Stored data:
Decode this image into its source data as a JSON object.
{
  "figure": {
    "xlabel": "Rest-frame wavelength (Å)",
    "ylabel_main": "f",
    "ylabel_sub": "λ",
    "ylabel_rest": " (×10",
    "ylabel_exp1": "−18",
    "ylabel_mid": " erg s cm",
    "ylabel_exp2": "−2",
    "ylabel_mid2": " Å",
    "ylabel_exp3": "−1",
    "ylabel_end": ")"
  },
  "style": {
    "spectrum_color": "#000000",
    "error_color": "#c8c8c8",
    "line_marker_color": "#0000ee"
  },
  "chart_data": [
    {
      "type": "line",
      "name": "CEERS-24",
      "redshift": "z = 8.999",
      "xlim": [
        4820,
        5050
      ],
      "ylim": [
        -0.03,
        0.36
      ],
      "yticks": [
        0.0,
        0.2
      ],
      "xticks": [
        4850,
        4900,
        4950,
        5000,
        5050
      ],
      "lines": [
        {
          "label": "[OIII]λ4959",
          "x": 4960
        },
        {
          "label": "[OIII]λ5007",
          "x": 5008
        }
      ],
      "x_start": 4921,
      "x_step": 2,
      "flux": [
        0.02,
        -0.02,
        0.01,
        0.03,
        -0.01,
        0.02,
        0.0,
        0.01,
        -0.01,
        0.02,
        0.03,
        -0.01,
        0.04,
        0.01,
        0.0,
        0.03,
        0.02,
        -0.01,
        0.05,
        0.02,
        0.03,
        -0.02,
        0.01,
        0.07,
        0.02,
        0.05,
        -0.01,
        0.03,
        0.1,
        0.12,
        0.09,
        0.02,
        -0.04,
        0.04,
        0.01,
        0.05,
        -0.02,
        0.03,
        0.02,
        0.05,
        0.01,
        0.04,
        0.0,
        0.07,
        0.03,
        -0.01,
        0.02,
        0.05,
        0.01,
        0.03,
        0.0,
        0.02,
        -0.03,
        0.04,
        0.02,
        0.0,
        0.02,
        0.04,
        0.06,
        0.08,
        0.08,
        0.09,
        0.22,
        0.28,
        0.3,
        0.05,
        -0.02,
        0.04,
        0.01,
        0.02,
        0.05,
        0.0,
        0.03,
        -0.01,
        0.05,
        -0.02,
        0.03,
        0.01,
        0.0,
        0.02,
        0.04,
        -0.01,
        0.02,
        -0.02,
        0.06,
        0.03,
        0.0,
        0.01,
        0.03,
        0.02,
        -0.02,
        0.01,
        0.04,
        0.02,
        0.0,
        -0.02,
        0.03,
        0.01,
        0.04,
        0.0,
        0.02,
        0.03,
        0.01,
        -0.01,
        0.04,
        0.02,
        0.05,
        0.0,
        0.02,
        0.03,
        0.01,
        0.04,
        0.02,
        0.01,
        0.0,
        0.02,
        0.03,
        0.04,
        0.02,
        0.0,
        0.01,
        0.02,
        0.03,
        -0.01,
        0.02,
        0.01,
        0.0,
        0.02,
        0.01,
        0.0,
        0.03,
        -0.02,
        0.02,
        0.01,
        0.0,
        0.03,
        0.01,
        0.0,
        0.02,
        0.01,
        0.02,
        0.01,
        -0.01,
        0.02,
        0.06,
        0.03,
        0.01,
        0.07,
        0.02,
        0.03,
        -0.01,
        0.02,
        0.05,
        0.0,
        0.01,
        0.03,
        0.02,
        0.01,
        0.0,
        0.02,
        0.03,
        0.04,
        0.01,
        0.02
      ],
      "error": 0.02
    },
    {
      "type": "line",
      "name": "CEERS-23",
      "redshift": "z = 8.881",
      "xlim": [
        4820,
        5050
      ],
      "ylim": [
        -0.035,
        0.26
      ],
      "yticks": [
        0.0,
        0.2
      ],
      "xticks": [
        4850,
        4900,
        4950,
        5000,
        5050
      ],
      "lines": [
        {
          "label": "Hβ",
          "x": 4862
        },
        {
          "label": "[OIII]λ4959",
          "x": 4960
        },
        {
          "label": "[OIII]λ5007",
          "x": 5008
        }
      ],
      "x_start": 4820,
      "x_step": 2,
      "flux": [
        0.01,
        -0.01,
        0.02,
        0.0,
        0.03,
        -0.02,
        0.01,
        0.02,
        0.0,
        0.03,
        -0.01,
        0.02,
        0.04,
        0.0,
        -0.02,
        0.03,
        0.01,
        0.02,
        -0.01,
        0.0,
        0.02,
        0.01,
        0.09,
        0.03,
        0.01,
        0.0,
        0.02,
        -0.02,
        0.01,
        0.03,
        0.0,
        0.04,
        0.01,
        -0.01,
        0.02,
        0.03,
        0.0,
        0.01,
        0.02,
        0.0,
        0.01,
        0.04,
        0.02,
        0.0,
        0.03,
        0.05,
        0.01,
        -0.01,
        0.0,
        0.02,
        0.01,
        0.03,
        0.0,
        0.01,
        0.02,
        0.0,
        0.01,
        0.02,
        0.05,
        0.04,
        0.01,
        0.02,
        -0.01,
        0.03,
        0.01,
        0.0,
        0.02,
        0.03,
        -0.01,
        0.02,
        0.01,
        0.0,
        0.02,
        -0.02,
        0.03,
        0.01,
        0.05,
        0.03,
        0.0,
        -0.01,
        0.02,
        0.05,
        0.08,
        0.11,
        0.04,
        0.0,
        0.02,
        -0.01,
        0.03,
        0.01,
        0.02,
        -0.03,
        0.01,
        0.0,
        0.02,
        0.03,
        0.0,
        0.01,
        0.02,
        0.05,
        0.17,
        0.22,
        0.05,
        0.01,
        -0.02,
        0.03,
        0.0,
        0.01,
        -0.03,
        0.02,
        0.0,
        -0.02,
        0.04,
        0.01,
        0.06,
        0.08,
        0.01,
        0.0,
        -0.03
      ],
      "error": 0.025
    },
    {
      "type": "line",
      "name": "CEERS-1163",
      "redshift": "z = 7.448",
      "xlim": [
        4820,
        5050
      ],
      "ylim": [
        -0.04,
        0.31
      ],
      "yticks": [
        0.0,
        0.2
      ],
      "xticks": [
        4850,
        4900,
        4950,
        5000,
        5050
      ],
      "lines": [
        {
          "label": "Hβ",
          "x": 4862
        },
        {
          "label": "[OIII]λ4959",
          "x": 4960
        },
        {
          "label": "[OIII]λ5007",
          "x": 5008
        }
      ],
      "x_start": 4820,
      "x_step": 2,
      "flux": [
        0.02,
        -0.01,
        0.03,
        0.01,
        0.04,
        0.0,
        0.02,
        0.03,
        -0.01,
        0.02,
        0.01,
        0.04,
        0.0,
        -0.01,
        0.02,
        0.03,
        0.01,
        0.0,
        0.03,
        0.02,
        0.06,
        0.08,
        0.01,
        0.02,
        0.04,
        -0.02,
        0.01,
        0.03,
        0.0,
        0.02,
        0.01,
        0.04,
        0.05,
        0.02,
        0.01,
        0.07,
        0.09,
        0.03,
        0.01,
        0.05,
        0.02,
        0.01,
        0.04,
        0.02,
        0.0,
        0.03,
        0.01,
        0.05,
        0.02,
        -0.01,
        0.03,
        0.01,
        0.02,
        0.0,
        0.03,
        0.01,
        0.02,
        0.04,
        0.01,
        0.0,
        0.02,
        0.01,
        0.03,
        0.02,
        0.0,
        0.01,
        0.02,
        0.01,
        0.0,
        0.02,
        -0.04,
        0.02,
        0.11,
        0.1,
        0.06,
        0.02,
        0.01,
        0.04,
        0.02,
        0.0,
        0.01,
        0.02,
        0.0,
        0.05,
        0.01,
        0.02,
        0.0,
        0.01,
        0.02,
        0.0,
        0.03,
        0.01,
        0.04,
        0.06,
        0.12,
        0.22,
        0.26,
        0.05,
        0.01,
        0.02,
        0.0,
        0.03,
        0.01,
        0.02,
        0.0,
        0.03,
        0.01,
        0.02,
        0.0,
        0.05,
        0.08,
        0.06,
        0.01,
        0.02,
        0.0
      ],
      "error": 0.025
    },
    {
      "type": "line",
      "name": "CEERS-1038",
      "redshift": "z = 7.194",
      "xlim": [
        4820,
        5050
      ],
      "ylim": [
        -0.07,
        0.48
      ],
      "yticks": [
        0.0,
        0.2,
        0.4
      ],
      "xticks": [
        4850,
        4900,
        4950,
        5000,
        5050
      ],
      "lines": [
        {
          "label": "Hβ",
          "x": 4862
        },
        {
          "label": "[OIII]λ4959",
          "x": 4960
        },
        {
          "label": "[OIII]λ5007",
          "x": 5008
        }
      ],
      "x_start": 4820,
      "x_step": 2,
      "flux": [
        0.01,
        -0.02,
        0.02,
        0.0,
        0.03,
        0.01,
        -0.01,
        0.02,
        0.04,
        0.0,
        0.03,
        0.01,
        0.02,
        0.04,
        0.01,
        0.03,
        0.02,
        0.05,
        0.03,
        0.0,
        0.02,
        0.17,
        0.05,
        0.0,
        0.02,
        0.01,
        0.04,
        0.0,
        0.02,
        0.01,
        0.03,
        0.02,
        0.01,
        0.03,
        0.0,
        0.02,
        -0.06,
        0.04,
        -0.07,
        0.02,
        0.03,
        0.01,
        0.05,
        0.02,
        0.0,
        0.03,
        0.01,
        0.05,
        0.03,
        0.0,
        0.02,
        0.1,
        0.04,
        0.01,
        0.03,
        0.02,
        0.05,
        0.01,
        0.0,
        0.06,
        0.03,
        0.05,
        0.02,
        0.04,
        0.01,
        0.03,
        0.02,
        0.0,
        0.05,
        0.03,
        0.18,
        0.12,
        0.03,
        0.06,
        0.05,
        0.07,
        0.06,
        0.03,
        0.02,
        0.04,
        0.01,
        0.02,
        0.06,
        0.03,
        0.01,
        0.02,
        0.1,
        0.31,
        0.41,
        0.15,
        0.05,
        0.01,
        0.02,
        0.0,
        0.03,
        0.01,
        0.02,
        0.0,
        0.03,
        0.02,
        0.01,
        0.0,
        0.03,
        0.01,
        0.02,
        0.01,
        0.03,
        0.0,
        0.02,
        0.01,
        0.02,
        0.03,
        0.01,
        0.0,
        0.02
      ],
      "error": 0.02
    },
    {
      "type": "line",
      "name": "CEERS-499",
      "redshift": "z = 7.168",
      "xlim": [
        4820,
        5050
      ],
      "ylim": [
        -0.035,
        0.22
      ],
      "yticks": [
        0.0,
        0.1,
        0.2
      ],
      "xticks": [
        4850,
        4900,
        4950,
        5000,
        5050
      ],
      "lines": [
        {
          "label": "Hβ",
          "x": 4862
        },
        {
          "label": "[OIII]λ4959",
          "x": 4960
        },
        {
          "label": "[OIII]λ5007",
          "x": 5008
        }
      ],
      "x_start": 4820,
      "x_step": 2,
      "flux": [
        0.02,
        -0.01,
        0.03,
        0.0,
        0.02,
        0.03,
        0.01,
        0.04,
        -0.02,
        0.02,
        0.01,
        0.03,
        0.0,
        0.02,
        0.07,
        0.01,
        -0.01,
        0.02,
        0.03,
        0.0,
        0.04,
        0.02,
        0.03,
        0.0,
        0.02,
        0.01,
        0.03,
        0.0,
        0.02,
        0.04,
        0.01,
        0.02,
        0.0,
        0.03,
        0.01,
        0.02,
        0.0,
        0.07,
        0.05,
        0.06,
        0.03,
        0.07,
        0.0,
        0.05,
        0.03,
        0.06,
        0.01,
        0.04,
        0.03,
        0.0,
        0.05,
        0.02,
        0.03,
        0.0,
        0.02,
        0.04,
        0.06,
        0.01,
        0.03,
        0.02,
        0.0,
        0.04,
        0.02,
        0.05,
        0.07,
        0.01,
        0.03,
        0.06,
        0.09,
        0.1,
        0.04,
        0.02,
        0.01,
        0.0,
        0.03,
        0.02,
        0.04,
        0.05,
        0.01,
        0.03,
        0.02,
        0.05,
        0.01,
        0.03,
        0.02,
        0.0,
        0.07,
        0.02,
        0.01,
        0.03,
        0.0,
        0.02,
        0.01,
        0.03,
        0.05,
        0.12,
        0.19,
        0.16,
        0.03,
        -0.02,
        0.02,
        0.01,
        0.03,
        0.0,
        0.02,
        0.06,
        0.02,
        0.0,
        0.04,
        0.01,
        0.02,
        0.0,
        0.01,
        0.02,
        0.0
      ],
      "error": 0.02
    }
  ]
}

Exercise task
Copy every line of the records above that contains "redshift".

Exercise response
      "redshift": "z = 8.999",
      "redshift": "z = 8.881",
      "redshift": "z = 7.448",
      "redshift": "z = 7.194",
      "redshift": "z = 7.168",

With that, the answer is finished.